WORK INSTRUCTIONS:
1. From the forum post, copy the stretch from "I was very surprised" through "duration is... difficult.".
2. Using the forum post, mark each statement (a), (b) and (c) yes or no, quoting the words that decide it: (a) SlideElapsedTime is only known at the end of the slide. (b) Chappy came up with the idea of using the progress bar. (c) The progress bar's max value is 5000 when the slide lasts 5 seconds.

SOURCE PASSAGE:
────────────────

Forum Discussion
Trigger before a "timeline ends"
- 9 months ago
Hi DanielChodos I'm pleased to announce that I did it! In fact, ChapGPT did all the work. 😄 Let me explain.
I was very surprised when I looked at your .story file. In all possible cases, SlideElapsedTime is only known at the END of the slide. “Elapsed” is a clue, even for me, who doesn't speak English very well. So, anticipating a temporal event based on an unknown final duration is... difficult.
I just spent 3 hours this morning making Chappy sweat over the difficulty of finding the expected duration of the slide. He failed a dozen times. Finally, I suggested he look at the progress bar, since its scrolling speed automatically adapts to the final duration as soon as the slide starts. Indeed, in the debugging console, it has a “max” value of 5000 if the slide duration is 5s, 10000 if the duration is 10s, and so on. Chappy warmly congratulated me on this idea and I was very proud of it. The rest was pretty quick.

────────────────

Structured page parsing data:
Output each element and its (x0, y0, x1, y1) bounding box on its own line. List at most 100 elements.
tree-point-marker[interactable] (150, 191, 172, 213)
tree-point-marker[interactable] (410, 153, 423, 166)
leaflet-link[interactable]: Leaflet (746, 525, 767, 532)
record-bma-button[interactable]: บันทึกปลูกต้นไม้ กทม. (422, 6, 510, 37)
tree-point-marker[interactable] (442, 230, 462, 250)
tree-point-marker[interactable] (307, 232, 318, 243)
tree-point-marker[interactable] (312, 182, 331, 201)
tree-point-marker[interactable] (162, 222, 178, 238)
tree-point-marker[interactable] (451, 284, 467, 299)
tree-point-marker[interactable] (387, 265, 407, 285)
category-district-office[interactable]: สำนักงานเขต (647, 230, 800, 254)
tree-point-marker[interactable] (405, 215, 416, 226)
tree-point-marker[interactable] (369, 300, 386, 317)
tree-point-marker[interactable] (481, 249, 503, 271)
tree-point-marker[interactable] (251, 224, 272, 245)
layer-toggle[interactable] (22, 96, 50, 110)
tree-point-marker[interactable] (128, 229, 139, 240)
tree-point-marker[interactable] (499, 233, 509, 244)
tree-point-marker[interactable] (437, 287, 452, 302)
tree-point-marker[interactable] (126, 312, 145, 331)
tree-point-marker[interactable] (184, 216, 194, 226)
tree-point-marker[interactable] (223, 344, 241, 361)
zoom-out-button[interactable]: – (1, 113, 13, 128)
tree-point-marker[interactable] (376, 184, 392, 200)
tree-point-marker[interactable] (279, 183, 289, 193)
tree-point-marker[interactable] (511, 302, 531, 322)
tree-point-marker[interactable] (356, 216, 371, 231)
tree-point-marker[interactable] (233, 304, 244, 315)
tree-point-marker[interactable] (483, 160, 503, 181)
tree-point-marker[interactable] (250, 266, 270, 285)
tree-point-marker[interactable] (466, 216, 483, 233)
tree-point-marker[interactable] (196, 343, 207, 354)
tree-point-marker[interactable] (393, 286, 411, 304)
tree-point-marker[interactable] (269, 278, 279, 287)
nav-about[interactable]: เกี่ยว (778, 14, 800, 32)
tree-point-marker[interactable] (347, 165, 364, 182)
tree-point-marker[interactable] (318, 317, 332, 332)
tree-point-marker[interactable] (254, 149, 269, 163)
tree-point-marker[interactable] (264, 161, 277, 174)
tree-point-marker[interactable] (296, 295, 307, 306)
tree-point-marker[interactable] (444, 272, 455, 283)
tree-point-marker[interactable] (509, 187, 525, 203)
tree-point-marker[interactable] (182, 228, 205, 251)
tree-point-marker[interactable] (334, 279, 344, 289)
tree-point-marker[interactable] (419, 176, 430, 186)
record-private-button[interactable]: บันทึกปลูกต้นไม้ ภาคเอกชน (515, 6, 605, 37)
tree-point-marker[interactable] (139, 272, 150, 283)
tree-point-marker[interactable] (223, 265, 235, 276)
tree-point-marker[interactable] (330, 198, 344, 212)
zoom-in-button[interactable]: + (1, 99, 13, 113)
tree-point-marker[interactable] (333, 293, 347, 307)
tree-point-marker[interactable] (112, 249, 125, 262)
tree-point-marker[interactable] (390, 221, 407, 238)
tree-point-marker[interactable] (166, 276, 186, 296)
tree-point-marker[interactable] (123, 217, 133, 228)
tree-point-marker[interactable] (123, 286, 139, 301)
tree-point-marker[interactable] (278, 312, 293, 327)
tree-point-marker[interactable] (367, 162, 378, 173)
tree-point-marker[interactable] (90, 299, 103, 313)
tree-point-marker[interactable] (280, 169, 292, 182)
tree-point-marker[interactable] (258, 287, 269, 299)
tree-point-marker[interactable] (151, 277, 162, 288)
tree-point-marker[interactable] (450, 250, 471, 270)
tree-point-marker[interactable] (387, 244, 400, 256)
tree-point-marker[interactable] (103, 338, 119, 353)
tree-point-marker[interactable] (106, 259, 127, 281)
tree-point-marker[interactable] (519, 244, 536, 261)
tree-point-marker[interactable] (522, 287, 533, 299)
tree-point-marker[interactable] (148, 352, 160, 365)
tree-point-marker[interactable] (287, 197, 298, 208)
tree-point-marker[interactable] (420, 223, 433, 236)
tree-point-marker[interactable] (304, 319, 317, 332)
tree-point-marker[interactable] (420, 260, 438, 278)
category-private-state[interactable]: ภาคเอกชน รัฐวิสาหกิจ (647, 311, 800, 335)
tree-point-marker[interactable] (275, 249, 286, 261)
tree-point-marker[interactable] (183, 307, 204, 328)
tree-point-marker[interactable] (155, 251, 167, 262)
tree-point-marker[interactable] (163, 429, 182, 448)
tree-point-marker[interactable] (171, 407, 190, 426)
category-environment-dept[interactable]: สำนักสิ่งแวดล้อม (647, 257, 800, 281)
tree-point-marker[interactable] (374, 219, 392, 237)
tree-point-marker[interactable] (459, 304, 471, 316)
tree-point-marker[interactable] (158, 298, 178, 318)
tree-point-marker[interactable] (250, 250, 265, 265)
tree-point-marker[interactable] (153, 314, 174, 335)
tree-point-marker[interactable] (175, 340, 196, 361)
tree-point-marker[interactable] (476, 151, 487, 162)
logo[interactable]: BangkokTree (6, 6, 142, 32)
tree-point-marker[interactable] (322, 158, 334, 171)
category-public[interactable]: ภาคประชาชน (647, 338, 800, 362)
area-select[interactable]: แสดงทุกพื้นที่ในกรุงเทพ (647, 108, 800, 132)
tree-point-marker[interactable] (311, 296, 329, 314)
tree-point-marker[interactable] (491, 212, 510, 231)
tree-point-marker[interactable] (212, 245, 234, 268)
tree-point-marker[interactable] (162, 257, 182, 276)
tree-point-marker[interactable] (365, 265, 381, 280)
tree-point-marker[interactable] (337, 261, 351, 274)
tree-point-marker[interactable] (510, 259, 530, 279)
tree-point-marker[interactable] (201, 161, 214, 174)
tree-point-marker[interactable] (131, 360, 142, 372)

────────────────

RESPONSES:
1.
I was very surprised when I looked at your .story file. In all possible cases, SlideElapsedTime is only known at the END of the slide. “Elapsed” is a clue, even for me, who doesn't speak English very well. So, anticipating a temporal event based on an unknown final duration is... difficult.

2.
(a) Yes: "In all possible cases, SlideElapsedTime is only known at the END of the slide."
(b) No: "Finally, I suggested he look at the progress bar"
(c) Yes: "it has a “max” value of 5000 if the slide duration is 5s"